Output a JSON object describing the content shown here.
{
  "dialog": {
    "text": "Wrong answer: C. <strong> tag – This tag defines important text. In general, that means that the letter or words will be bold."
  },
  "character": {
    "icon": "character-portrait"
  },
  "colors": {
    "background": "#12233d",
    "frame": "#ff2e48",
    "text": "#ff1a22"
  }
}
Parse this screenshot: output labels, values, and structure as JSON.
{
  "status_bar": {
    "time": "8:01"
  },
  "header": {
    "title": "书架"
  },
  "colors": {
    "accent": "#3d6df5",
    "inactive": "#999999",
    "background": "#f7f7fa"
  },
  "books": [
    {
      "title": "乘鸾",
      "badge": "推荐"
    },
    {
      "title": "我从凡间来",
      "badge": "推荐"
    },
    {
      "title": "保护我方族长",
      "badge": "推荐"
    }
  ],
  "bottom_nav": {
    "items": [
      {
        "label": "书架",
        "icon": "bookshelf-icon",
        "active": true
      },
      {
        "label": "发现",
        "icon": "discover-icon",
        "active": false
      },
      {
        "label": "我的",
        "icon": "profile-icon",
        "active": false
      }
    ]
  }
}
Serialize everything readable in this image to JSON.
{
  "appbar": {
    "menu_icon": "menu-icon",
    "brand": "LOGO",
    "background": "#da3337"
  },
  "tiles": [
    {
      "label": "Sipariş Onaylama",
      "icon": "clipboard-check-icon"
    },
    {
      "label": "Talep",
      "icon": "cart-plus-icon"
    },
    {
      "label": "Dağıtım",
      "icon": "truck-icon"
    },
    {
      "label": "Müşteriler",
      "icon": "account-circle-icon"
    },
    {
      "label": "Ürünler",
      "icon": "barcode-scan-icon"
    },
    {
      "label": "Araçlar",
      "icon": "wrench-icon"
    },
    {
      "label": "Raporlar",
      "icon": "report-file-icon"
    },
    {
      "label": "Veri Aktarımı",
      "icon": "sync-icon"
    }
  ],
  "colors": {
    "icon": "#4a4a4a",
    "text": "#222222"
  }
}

◇ ◇ ◇ ◇ ◇ ◇ ◇

### Given instruction
In the entries above, identify every line with the word "text". Copy those lines.

### Task output
    "text": "Wrong answer: C. <strong> tag – This tag defines important text. In general, that means that the letter or words will be bold."
    "text": "#ff1a22"
    "text": "#222222"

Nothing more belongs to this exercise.